**Required work:** Rewrite every line of the listing below, substituting "Block" for each occurrence of "Bar" and leaving everything else unchanged.

**Record set:**
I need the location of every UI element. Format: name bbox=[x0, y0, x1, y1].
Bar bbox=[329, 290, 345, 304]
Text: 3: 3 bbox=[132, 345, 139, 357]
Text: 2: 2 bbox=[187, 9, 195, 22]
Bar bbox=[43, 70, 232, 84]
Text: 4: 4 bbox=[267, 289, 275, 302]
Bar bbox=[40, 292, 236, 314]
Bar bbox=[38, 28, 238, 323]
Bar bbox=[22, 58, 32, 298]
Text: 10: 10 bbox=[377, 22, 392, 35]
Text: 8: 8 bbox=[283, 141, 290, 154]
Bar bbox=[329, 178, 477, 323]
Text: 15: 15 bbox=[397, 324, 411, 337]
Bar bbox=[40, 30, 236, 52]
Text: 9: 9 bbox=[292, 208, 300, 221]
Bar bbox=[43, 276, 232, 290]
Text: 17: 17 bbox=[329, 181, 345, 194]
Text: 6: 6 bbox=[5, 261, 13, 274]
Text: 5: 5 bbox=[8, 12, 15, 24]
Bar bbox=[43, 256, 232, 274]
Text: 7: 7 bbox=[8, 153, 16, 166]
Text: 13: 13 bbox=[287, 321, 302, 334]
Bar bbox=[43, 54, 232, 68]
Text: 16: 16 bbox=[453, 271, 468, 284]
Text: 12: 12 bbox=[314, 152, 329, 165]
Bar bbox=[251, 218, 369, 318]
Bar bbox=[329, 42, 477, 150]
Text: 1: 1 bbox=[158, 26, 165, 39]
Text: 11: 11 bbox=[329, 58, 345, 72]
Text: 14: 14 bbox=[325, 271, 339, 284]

**Complete output:**
I need the location of every UI element. Format: name bbox=[x0, y0, x1, y1].
Block bbox=[329, 290, 345, 304]
Text: 3: 3 bbox=[132, 345, 139, 357]
Text: 2: 2 bbox=[187, 9, 195, 22]
Block bbox=[43, 70, 232, 84]
Text: 4: 4 bbox=[267, 289, 275, 302]
Block bbox=[40, 292, 236, 314]
Block bbox=[38, 28, 238, 323]
Block bbox=[22, 58, 32, 298]
Text: 10: 10 bbox=[377, 22, 392, 35]
Text: 8: 8 bbox=[283, 141, 290, 154]
Block bbox=[329, 178, 477, 323]
Text: 15: 15 bbox=[397, 324, 411, 337]
Block bbox=[40, 30, 236, 52]
Text: 9: 9 bbox=[292, 208, 300, 221]
Block bbox=[43, 276, 232, 290]
Text: 17: 17 bbox=[329, 181, 345, 194]
Text: 6: 6 bbox=[5, 261, 13, 274]
Text: 5: 5 bbox=[8, 12, 15, 24]
Block bbox=[43, 256, 232, 274]
Text: 7: 7 bbox=[8, 153, 16, 166]
Text: 13: 13 bbox=[287, 321, 302, 334]
Block bbox=[43, 54, 232, 68]
Text: 16: 16 bbox=[453, 271, 468, 284]
Text: 12: 12 bbox=[314, 152, 329, 165]
Block bbox=[251, 218, 369, 318]
Block bbox=[329, 42, 477, 150]
Text: 1: 1 bbox=[158, 26, 165, 39]
Text: 11: 11 bbox=[329, 58, 345, 72]
Text: 14: 14 bbox=[325, 271, 339, 284]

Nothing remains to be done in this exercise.